Directions:
a) Repeat, word for word, the part of the Australian printmaking exhibition text that opens with the words containing "The story of Australian printmaking 1801–2005" and closes with "of Australia, 2007.".
b) Carry the text about the Australian printmaking exhibition forward with the next part, picking up after its last sentence.

Extract to read:
The story of Australian printmaking 1801–2005
30 Mar – 3 Jun 2007
About
This landmark exhibition draws almost exclusively from the vast Australasian print collection of the National Gallery of Australia. Included in the exhibition will be, prints by John Lewin, the first printed in the colony, to works by more contemporary artists such as Margaret Preston, Noel Counihan, Bea Maddock, John Brack, Brett Whiteley, and Aboriginal and Torres Strait Islander artists including Dorothy Napangardi and Dennis Nona.
The content on this page has been sourced from: Story of Australian Printmaking 1801-2005 : 30 March-6 June 2007 [Press Coverage]. Canberra: National Gallery of Australia, 2007.
Essay
Roger Butler has been very busy. As Senior Curator of Australian Prints and Drawings, he is hosting a reunion of the class of 1801–2005, gathering together old and new friends from across the Gallery’s extensive collection of Australian prints to share with you The story of Australian printmaking.
The celebrations will begin on 30 March and there will be many familiar faces amongst the crowd – John Brack’s stormy-faced Third daughter, armfuls of Margaret Preston bouquets and frog-chorused Olsen waterholes – along with some guests of honour that many of you will not have met before as they have only recently moved into the Gallery or have previously been too fragile to attend such events. But a get-together like this occurs only so often, and this one has been twenty-five years in the making – with the guest list showing the extent of the journey the Gallery has taken since Roger began in 1981 filled with an enthusiastic vision for the future of the nation’s collection. Over the years, with the support of different directors and the Gallery Council, and assisted with generous funding from philanthropist Gordon Darling, he has worked steadily to fill the gallery with historical rarities and works by overlooked artists, expanding the collection to over 36,000 prints, posters and illustrated books. With so many significant prints to choose from for this exhibition, Roger has focused on a shortlist of almost 600 individuals who have played significant roles in this (hi)story – and has invited them to tell you their tales of exploration and adventure, of innovation and desperation, of fears well founded and hopes realised.
Caught up in the excitement and whirl of activity associated with such an undertaking, the prints have been busy preparing for their social debut. Many have been in Conservation, soaking a century or two of dirt and grime from their papery skin, having age spots lightened or small tears in their fabric mended. With their colours revived and their costumes freshly pressed, they are wheeled downstairs to have their measurements recorded and are fitted for their framing. Then it’s off to have their photographs taken for an extensive two-volume publication and website before moving into the waiting room to await the cue for their grand entrance.
While they gather, there are surreptitious sidelong glances as garments and accoutrements are examined and compared. Due to the size of this exhibition, there is an impressive array of techniques and textures on show, including glimpses of the fine tracery of copperplate engravings and the stately rich blacks of the mezzotint; the characteristic burred line of the drypoints and the soft sweep of the lithographic crayon.

Recorded information:
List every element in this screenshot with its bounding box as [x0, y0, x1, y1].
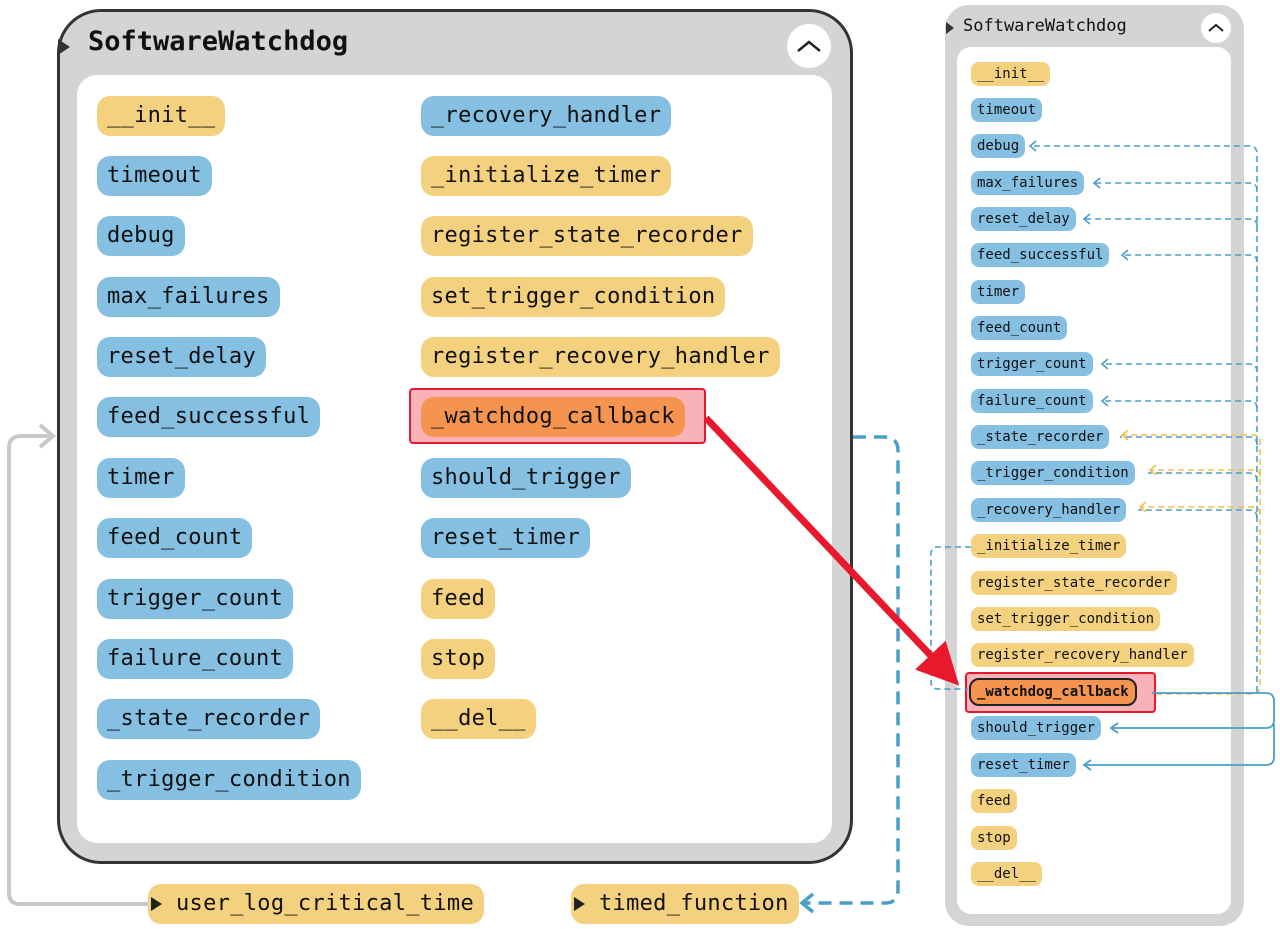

Solved tasks:
a)
The story of Australian printmaking 1801–2005
30 Mar – 3 Jun 2007
About
This landmark exhibition draws almost exclusively from the vast Australasian print collection of the National Gallery of Australia. Included in the exhibition will be, prints by John Lewin, the first printed in the colony, to works by more contemporary artists such as Margaret Preston, Noel Counihan, Bea Maddock, John Brack, Brett Whiteley, and Aboriginal and Torres Strait Islander artists including Dorothy Napangardi and Dennis Nona.
The content on this page has been sourced from: Story of Australian Printmaking 1801-2005 : 30 March-6 June 2007 [Press Coverage]. Canberra: National Gallery of Australia, 2007.

b)
Gathered together, the works begin to talk among themselves, with the tales of the colonial works drawing an instant audience. These prints were made during a time of discovery and hardship, and they document the beginnings of settlement – of strangers in a faraway land – often commemorating the achievements and, with hindsight, revealing devastating failings. Despite their significance, some of the early prints are a little nervous as they have not been seen in public for almost 200 years and are easily recognised in the huddle of men tugging at their starched collars and women conferring behind their fans. This is in marked contrast to many of the works made towards the end of the nineteenth century, when artists such as Tom Roberts and Lionel Lindsay began to make prints as an adjunct art form to painting and drawing. This shift in the intention moved printmaking from being a functional tool for recording and reproducing information to an inventive approach to translating personal experience into images. This change is easily appreciated in the flattened designs of modernist works during the 1920s, such as the self-assured relief prints of Margaret Preston, Thea Proctor and Dorrit Black. Preston’s 1936 woodcut Banksia and fungus strides confidently into the room and shakes your hand firmly as you take in the boldly outlined banksia candles and the branch enveloped in the luminous orange brackets of fungi. The candour and strength of the work stems from the artist’s unerring eye for the possibilities within the organic forms of the local vegetation, and openness to the beauty that is contained within imperfection.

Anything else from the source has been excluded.